→ **Source records**:

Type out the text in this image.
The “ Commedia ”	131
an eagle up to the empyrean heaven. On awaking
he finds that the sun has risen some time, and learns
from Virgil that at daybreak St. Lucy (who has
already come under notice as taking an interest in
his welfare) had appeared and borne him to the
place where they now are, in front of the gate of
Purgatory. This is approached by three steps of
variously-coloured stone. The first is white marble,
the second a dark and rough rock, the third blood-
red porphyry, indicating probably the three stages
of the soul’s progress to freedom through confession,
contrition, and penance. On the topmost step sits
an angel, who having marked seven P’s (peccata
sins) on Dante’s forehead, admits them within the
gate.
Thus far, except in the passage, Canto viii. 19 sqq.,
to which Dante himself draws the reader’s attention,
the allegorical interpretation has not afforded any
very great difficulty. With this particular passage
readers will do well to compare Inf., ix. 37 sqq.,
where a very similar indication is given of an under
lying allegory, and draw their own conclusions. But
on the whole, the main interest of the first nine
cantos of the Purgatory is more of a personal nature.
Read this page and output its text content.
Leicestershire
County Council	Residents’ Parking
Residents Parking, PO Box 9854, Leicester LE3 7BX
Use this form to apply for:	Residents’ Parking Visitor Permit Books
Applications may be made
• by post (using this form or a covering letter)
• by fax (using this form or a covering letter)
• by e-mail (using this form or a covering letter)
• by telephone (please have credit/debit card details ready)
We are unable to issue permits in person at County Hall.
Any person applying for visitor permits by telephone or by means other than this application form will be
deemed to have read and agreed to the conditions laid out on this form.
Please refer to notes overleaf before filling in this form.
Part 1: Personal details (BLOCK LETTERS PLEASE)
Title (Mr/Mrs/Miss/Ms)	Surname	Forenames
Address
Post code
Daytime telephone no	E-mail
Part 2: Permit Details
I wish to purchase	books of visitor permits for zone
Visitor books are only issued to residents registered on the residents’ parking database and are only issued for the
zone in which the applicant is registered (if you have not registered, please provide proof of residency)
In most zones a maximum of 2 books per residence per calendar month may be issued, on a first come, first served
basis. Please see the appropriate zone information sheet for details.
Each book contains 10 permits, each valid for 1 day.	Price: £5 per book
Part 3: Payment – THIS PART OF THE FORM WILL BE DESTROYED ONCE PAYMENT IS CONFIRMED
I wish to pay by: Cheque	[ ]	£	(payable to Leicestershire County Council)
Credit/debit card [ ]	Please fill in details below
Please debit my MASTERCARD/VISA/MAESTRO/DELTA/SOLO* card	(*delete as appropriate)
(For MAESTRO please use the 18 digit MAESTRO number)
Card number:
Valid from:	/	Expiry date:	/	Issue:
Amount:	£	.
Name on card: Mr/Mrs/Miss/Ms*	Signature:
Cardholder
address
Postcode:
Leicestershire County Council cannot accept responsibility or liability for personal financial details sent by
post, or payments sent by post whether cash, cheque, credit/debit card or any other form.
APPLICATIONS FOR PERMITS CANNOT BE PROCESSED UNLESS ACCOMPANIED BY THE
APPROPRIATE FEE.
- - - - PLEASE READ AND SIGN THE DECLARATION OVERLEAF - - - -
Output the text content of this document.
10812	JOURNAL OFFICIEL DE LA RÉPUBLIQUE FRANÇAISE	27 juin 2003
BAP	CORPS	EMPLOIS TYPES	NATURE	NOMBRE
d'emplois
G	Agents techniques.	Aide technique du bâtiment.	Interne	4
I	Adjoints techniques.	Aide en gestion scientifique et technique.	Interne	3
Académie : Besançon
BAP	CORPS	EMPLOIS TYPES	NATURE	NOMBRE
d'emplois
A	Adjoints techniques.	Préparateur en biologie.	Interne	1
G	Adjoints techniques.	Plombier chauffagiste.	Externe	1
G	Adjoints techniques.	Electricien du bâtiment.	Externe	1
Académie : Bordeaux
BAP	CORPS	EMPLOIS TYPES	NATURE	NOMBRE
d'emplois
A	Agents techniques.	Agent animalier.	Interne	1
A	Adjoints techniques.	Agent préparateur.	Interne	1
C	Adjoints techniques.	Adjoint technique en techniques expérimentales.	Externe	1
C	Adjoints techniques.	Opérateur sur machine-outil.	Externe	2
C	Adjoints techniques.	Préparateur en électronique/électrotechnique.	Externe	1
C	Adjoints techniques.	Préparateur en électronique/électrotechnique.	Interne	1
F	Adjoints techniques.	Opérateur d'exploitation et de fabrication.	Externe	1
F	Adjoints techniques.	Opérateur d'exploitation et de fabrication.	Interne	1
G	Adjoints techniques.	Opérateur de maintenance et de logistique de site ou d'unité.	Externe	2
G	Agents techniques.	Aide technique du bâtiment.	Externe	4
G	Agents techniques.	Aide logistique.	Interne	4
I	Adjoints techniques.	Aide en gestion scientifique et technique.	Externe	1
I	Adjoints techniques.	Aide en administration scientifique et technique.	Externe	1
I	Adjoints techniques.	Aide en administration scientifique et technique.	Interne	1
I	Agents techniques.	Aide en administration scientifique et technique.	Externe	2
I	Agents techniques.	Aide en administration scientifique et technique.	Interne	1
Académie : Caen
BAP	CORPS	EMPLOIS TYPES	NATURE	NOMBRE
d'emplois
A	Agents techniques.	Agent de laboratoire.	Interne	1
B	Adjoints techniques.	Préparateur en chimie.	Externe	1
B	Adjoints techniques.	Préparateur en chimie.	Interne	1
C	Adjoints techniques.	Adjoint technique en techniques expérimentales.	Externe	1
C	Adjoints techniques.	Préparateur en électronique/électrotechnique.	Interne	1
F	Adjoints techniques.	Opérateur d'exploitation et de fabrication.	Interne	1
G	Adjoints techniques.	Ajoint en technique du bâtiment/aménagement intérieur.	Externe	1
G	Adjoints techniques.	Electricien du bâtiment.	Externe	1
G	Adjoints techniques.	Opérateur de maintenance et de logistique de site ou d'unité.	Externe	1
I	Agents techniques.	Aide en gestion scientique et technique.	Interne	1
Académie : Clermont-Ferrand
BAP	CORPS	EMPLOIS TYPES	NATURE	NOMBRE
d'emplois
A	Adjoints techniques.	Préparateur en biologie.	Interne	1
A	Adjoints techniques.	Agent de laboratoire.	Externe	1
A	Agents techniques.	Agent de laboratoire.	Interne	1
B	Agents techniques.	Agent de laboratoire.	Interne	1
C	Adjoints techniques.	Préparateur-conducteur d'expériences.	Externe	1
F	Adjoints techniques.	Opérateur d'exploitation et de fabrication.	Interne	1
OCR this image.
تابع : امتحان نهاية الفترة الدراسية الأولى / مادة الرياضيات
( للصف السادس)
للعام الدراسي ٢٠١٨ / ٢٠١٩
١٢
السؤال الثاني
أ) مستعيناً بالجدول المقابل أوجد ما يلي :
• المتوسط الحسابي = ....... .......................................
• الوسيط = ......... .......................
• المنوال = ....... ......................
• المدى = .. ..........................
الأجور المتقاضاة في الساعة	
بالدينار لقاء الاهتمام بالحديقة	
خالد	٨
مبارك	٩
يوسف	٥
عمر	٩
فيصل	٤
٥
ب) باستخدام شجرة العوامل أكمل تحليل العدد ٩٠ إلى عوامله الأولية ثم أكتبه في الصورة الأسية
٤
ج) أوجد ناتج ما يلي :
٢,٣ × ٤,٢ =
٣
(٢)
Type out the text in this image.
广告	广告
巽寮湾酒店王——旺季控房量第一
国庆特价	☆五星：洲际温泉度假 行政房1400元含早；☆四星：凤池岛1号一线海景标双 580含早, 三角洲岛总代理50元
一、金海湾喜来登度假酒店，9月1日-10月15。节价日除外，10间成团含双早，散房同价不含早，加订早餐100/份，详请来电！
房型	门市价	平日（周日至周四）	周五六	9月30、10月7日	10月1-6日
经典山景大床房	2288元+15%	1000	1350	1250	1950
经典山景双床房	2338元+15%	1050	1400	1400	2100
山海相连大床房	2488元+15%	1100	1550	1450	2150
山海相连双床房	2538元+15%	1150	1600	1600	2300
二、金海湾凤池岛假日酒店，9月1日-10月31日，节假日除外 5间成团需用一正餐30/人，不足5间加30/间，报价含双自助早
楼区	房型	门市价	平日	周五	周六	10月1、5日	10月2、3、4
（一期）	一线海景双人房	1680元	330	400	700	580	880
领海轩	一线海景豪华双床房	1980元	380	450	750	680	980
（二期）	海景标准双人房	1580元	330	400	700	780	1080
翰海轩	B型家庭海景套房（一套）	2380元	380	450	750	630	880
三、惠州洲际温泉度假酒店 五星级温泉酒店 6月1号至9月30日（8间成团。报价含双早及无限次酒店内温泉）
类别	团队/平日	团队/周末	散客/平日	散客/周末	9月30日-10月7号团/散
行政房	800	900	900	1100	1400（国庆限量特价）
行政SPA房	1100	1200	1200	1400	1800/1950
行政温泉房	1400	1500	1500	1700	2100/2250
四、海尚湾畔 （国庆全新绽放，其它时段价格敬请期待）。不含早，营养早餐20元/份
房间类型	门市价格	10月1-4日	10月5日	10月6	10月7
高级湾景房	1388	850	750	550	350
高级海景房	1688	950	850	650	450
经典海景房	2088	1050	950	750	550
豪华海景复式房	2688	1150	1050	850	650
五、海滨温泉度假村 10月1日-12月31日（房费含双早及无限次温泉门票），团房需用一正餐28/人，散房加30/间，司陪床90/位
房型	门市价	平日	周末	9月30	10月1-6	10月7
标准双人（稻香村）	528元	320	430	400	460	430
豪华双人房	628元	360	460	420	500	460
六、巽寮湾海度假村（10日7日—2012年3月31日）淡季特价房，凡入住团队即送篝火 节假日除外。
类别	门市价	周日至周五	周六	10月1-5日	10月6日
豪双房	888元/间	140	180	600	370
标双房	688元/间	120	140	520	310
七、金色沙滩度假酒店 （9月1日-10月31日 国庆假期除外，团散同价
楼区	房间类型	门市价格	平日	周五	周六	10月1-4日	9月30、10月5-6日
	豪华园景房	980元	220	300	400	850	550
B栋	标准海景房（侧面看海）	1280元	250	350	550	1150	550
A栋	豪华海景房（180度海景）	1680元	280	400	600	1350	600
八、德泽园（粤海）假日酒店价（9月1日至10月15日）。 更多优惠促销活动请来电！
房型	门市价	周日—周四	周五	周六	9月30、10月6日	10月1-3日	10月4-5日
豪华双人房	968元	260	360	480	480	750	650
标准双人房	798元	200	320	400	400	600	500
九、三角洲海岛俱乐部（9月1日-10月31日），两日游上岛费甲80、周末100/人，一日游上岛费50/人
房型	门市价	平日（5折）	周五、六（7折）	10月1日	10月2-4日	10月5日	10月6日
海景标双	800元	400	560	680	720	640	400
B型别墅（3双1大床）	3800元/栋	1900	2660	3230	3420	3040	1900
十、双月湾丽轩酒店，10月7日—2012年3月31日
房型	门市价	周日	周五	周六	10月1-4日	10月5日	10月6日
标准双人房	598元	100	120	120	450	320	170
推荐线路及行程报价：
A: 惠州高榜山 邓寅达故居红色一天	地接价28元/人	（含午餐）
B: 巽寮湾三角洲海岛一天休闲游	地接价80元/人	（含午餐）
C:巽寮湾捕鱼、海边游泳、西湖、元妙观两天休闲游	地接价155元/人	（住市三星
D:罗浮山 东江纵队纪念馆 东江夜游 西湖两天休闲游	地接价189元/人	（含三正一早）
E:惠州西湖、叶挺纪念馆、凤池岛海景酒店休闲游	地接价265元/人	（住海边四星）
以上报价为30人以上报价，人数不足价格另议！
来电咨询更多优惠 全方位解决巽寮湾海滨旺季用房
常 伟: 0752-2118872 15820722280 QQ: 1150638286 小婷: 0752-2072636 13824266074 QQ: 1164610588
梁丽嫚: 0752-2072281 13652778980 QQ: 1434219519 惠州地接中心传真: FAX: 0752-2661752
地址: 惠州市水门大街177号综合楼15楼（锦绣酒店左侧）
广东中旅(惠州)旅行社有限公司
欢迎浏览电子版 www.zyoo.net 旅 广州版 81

→ **Task prompt**: What is the number of lines above that hold the string "covering"? Answer with that number alone.

→ **Output**: 3